::: INFORMATION GIVEN :::

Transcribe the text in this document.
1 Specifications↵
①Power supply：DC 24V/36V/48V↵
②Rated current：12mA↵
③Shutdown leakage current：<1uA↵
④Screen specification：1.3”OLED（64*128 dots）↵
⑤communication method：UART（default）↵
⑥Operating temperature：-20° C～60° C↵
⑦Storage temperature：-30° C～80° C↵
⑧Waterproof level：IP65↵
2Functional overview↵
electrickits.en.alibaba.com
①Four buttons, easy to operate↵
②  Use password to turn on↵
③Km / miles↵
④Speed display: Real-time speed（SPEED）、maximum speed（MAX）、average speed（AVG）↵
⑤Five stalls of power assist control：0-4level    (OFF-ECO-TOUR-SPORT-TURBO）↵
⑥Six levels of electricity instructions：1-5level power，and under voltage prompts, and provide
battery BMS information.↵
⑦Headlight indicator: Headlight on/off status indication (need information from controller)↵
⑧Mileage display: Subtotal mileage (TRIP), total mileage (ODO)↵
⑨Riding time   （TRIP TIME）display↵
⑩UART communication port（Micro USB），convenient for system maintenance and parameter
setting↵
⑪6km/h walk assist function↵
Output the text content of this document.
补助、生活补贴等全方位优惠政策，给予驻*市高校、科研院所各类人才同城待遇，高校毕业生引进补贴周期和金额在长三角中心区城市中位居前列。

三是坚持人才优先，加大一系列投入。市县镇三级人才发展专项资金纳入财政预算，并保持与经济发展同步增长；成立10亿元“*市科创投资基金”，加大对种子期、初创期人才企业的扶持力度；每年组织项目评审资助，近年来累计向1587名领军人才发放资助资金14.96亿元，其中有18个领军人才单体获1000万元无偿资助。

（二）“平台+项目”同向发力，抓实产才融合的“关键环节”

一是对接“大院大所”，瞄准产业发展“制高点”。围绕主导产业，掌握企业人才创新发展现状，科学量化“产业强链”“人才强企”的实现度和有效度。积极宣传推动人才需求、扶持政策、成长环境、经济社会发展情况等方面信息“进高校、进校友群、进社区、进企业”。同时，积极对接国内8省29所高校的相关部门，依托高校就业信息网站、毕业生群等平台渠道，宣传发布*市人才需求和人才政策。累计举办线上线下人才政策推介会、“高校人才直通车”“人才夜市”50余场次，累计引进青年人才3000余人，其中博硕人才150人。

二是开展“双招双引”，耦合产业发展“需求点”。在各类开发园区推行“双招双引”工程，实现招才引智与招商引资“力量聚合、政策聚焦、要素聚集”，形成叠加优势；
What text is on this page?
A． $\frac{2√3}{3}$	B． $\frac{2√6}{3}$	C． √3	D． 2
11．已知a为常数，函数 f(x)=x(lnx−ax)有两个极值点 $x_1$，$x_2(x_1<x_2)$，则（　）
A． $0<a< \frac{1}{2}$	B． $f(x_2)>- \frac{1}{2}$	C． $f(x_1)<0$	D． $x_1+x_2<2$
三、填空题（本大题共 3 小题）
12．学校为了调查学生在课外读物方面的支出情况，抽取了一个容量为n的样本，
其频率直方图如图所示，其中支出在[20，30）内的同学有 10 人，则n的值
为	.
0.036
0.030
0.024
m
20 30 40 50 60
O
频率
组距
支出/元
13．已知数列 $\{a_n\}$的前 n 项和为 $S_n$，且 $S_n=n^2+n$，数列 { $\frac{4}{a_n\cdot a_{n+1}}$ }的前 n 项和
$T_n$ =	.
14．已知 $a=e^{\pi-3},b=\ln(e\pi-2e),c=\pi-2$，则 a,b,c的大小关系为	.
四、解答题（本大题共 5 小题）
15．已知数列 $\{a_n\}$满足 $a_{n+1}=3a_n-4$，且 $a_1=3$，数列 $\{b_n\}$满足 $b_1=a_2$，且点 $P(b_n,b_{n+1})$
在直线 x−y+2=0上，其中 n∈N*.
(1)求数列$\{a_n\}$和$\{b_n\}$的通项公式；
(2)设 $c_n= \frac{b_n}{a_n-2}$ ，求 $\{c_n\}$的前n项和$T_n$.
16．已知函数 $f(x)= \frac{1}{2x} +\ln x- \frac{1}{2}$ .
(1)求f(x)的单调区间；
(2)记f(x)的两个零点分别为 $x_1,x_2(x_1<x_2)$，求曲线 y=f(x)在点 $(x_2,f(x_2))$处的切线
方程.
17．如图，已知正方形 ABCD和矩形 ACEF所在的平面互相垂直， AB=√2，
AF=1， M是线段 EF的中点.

:::

#### WHAT IS BEING ASKED:
Return a copy of every line that includes the word "time".

#### RESPONSE:
④Speed display: Real-time speed（SPEED）、maximum speed（MAX）、average speed（AVG）↵
⑨Riding time   （TRIP TIME）display↵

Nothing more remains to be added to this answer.